Gather every line of the material below that contains the string "icon" and copy each one in full. Only case-sensitive matches count.

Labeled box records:
________
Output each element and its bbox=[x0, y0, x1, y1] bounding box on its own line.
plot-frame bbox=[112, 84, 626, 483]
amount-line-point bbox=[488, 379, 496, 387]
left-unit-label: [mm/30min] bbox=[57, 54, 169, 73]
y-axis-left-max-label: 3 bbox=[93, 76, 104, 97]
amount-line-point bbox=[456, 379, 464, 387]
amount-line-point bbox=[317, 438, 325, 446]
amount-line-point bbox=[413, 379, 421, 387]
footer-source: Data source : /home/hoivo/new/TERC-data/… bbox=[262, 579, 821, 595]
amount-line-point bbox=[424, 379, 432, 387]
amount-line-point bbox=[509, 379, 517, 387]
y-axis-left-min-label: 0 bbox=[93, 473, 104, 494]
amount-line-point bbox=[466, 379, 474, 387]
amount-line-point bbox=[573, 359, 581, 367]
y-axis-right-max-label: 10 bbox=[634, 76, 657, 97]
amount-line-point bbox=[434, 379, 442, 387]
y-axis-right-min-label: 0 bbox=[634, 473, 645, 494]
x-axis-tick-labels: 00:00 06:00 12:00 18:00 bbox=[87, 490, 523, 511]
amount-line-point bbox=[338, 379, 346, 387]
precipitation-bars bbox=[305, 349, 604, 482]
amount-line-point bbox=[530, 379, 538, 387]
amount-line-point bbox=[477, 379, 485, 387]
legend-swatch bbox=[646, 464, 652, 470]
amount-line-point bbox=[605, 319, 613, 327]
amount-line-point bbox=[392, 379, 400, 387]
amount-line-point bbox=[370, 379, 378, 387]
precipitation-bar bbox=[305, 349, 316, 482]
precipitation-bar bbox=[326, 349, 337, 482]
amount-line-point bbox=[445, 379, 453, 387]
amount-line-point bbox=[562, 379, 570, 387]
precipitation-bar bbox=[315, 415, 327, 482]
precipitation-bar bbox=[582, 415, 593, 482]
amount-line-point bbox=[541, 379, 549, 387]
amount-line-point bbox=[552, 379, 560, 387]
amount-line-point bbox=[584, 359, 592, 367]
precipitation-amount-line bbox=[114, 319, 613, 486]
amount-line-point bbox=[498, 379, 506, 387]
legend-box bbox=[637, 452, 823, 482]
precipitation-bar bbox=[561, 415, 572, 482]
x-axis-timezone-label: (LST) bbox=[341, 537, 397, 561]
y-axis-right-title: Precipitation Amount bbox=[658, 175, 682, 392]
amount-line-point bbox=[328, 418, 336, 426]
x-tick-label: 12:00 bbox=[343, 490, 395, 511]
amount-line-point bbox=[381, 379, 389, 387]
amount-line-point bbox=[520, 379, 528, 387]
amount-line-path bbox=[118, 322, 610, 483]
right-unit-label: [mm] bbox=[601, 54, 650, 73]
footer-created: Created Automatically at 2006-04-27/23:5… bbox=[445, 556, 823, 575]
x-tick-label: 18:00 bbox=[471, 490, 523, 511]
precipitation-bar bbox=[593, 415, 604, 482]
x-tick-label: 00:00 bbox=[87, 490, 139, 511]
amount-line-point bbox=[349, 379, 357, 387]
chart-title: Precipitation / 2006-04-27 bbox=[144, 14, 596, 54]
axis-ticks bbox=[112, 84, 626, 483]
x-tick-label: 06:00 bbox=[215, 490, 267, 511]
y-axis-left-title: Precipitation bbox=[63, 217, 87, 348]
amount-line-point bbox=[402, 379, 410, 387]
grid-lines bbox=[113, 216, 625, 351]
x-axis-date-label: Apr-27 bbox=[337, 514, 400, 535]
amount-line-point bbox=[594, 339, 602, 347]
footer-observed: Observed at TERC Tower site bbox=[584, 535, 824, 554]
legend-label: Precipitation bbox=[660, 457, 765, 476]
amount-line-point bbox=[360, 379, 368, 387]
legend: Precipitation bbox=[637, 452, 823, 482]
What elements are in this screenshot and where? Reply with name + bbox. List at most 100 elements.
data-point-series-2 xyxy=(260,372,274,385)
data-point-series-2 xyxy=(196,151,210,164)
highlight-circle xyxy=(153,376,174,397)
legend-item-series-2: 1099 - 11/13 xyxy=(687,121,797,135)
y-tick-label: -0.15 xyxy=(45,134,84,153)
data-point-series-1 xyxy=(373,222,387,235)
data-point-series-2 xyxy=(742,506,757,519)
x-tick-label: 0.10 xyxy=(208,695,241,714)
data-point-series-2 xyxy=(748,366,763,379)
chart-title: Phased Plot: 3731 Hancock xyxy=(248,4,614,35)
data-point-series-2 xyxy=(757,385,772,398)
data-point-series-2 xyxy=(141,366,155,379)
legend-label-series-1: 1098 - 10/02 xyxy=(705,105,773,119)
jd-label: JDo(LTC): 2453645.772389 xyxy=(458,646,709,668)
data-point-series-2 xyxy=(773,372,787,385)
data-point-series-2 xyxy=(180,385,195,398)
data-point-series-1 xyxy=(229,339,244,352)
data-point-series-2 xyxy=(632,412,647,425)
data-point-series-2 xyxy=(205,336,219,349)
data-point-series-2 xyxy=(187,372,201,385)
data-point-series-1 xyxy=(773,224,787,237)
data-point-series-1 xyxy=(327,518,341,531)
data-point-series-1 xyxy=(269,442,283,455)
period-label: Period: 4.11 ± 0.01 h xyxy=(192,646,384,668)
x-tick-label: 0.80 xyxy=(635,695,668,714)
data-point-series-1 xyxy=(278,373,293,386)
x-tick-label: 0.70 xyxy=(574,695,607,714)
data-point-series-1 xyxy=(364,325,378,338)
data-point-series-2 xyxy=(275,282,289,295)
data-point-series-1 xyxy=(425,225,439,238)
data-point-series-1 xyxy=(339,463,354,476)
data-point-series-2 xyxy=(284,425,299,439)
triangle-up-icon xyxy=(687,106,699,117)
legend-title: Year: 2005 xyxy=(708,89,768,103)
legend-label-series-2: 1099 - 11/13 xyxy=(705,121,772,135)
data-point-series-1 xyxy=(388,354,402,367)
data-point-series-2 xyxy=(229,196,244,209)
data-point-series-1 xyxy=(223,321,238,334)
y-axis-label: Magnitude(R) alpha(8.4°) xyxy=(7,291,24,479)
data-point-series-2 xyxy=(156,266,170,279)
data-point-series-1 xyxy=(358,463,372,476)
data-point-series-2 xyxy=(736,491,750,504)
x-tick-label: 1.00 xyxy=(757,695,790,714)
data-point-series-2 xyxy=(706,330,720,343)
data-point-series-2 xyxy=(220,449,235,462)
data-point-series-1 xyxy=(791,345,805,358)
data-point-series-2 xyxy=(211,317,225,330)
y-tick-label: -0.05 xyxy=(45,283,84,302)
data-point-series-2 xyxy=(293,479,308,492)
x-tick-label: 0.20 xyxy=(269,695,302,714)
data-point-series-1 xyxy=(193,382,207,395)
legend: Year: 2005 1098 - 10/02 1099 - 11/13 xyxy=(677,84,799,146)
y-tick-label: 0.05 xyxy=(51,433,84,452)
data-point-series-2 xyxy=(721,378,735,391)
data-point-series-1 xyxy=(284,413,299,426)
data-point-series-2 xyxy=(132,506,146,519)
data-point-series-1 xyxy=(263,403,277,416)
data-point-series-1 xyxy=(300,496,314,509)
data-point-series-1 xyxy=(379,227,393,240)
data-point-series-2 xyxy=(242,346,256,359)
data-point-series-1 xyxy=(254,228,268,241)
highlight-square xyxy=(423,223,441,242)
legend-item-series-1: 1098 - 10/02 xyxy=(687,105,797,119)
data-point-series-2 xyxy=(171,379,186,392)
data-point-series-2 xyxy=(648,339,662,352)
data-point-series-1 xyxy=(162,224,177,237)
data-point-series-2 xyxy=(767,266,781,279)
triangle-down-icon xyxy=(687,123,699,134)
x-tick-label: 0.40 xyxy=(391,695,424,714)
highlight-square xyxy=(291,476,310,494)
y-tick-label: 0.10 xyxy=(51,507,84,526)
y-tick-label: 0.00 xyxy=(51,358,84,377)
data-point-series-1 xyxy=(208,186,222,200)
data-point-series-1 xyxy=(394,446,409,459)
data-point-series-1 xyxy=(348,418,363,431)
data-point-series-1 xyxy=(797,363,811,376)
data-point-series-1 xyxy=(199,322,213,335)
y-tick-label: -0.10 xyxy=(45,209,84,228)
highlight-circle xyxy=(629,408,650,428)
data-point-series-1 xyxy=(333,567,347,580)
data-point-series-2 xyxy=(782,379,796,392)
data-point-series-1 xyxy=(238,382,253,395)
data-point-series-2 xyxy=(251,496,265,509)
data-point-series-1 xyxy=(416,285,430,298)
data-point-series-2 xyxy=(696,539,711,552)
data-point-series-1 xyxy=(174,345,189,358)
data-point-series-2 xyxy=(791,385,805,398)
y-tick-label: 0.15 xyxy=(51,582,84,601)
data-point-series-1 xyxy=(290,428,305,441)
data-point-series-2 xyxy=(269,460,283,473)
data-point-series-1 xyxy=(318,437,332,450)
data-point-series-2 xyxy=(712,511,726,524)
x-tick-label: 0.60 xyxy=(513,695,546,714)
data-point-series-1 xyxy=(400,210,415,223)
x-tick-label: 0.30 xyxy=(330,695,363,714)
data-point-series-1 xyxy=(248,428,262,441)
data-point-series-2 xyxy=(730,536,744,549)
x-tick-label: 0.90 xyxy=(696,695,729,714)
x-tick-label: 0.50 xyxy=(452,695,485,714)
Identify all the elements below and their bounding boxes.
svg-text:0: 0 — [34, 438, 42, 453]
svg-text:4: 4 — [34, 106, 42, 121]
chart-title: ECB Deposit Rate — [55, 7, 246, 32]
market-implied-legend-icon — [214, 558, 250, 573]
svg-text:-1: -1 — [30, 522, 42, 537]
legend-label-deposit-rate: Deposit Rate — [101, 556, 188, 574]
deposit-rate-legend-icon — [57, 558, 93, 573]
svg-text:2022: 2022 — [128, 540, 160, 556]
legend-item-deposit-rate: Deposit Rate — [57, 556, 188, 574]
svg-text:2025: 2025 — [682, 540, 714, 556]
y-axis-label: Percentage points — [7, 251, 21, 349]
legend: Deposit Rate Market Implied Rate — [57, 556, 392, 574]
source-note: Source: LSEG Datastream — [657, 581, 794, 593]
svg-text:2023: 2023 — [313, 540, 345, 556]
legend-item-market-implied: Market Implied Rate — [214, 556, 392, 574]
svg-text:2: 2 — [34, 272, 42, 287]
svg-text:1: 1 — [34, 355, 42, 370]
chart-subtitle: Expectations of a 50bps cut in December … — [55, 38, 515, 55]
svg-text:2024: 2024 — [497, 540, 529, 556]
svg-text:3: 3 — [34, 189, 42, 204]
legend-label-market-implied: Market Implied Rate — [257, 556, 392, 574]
________
Result of this task |
triangle-up-icon xyxy=(687,106,699,117)
triangle-down-icon xyxy=(687,123,699,134)
market-implied-legend-icon — [214, 558, 250, 573]
deposit-rate-legend-icon — [57, 558, 93, 573]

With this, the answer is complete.